Given exercise: Tally the lines that hold the string "page", and reply with the count alone.

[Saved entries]
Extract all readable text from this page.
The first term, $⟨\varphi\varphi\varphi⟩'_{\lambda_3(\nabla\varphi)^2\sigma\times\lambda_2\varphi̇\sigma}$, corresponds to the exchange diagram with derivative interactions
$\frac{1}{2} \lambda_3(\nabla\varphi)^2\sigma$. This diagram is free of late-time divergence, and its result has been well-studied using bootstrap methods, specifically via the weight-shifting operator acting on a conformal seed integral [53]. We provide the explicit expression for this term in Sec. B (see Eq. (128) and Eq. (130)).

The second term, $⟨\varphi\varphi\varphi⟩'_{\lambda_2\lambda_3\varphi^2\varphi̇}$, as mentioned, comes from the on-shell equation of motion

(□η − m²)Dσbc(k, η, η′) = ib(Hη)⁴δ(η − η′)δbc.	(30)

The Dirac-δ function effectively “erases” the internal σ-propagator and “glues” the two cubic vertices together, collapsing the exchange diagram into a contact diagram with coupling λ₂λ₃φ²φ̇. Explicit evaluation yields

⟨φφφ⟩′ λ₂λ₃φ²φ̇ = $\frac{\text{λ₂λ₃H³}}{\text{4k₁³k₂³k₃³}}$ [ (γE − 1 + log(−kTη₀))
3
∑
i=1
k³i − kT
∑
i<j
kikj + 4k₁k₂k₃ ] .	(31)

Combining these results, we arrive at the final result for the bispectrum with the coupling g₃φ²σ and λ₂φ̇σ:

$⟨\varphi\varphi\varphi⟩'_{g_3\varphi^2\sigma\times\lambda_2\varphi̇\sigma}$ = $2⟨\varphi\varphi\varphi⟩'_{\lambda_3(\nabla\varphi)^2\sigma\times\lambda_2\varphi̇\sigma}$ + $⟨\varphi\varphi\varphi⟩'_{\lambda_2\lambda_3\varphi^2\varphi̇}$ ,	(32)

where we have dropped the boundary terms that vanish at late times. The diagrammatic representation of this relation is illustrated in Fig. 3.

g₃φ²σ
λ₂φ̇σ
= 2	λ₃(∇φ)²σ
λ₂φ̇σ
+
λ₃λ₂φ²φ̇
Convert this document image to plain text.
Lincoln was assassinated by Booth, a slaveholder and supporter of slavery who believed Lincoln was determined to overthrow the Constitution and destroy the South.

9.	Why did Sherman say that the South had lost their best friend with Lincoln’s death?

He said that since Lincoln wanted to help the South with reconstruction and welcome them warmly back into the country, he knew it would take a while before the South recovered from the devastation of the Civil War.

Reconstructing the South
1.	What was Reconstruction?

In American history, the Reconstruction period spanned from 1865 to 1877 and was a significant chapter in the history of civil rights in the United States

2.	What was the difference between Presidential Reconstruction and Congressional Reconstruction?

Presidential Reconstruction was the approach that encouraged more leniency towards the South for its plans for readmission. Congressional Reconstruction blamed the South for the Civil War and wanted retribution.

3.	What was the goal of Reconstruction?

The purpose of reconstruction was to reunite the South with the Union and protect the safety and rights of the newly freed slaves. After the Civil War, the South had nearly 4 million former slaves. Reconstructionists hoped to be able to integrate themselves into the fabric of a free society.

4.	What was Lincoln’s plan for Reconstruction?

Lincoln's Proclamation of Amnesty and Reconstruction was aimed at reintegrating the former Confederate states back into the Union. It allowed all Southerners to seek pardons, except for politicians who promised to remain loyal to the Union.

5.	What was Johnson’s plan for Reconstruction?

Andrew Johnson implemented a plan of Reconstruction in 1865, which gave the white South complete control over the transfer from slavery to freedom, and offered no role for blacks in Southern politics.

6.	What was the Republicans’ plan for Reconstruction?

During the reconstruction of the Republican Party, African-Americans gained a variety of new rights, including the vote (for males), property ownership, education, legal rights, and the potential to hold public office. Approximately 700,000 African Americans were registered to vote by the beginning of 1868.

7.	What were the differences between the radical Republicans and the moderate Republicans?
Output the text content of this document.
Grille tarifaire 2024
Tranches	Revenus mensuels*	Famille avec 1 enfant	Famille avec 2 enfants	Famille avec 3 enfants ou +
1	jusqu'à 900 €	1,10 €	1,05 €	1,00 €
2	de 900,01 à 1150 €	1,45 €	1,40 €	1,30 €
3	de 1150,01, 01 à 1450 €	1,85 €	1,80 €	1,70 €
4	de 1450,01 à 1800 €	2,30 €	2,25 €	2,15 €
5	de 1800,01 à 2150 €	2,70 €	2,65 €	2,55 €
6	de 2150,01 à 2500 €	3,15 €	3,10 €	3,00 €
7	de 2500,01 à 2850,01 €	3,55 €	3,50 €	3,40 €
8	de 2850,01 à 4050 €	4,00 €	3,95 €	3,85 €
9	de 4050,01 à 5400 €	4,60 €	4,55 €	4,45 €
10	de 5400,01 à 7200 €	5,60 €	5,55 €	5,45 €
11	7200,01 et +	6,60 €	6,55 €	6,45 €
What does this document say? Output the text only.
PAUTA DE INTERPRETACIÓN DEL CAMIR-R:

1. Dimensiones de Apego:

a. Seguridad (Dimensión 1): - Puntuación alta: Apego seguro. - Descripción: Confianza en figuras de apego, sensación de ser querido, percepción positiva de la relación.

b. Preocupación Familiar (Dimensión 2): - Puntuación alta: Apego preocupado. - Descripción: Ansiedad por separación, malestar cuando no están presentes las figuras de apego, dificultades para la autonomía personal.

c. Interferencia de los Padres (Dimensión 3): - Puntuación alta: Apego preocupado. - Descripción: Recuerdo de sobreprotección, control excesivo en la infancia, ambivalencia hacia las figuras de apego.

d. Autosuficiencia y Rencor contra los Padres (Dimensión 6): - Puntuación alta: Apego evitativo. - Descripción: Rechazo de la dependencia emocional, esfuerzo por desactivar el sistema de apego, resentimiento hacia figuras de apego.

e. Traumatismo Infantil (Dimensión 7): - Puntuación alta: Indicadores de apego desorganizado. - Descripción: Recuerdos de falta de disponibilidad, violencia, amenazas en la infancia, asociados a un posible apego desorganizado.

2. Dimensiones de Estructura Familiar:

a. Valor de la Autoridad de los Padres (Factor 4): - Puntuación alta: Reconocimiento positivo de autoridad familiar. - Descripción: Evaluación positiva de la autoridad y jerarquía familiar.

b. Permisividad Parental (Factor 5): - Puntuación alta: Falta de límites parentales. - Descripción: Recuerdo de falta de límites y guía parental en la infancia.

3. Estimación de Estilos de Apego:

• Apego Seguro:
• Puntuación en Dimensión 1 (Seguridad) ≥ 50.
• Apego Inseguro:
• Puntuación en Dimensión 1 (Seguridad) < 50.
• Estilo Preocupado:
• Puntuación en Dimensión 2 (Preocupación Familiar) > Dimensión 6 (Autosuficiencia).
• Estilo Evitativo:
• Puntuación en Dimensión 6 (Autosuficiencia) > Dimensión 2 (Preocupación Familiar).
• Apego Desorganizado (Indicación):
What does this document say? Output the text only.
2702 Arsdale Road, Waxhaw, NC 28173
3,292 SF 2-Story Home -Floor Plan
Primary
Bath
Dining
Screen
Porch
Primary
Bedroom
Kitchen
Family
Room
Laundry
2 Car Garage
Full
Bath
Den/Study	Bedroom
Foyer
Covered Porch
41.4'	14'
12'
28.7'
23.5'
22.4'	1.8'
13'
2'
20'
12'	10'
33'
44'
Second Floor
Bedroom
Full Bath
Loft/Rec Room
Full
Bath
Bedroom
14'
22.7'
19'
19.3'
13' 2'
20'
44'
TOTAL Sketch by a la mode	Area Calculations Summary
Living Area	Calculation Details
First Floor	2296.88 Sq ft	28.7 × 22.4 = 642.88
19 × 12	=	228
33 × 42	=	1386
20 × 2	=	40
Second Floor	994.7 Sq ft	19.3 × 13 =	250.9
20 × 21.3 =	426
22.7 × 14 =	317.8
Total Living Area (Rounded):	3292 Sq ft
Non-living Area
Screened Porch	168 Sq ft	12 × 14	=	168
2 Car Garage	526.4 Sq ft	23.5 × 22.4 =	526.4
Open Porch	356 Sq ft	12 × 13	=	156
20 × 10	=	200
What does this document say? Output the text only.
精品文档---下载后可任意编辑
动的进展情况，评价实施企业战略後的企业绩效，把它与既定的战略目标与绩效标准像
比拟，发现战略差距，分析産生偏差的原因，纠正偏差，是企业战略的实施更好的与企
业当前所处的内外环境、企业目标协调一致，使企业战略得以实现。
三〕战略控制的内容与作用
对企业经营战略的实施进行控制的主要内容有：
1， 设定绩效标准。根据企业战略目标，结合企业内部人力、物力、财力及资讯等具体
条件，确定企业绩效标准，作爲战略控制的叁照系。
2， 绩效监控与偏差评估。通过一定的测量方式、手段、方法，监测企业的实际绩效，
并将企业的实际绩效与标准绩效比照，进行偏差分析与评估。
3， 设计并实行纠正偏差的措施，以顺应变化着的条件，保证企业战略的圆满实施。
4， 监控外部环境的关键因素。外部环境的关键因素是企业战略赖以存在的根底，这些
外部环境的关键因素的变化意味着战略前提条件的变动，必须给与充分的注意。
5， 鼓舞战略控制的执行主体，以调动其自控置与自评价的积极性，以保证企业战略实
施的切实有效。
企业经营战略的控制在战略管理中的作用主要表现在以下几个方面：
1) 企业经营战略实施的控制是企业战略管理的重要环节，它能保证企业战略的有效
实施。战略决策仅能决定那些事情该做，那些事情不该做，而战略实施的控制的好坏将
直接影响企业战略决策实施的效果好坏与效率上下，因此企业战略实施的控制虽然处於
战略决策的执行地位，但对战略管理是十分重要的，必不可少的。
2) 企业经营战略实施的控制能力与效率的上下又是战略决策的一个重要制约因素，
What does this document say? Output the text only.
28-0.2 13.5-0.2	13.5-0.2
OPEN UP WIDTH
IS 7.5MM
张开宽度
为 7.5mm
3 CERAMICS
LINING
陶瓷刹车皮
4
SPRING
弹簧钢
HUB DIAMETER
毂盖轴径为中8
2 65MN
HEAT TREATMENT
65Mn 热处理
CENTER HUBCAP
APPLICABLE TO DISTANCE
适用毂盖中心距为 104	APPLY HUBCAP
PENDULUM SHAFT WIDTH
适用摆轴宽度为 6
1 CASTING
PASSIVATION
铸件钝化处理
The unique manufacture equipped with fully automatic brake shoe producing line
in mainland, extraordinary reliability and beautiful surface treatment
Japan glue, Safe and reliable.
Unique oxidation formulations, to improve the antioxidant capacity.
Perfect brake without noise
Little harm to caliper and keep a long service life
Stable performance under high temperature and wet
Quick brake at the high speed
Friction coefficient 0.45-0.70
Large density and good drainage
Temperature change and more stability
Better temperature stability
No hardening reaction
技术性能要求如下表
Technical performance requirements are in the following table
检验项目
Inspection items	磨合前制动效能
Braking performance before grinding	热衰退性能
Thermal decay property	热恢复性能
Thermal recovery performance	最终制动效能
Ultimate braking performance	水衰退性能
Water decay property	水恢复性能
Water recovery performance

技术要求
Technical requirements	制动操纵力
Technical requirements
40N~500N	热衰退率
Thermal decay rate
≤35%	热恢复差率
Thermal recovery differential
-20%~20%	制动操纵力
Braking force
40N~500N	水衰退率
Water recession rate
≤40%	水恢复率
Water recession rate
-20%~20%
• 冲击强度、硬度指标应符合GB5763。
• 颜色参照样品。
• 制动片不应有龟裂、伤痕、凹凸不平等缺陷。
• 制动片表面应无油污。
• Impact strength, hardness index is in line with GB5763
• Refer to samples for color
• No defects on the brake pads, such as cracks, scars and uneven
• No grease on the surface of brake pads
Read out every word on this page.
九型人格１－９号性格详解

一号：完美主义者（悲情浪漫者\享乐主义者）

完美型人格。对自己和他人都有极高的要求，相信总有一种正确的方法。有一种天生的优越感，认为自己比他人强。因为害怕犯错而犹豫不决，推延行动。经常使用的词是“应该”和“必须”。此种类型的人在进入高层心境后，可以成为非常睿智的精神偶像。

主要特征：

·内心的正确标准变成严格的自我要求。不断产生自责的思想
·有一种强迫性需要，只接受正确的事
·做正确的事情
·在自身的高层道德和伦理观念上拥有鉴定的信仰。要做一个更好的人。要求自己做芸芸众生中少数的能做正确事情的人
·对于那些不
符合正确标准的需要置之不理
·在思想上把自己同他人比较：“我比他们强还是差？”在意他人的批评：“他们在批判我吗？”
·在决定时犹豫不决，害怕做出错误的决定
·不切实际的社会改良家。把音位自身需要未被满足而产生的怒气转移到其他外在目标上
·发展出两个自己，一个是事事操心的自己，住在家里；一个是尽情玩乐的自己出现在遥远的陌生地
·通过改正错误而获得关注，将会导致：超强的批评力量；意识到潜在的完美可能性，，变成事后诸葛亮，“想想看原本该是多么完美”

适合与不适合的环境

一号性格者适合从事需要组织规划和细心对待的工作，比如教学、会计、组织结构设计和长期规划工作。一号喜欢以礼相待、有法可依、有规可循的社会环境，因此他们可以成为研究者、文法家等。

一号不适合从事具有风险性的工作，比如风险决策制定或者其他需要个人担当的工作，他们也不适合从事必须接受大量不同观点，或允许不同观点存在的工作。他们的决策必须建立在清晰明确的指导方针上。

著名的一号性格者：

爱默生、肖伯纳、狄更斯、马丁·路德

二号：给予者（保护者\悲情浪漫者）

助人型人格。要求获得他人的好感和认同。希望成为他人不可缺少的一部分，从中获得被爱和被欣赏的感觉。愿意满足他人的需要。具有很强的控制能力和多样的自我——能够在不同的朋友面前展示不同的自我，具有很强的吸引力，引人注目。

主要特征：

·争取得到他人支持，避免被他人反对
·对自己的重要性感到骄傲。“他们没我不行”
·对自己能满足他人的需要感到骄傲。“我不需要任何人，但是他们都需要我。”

Complete answer: 2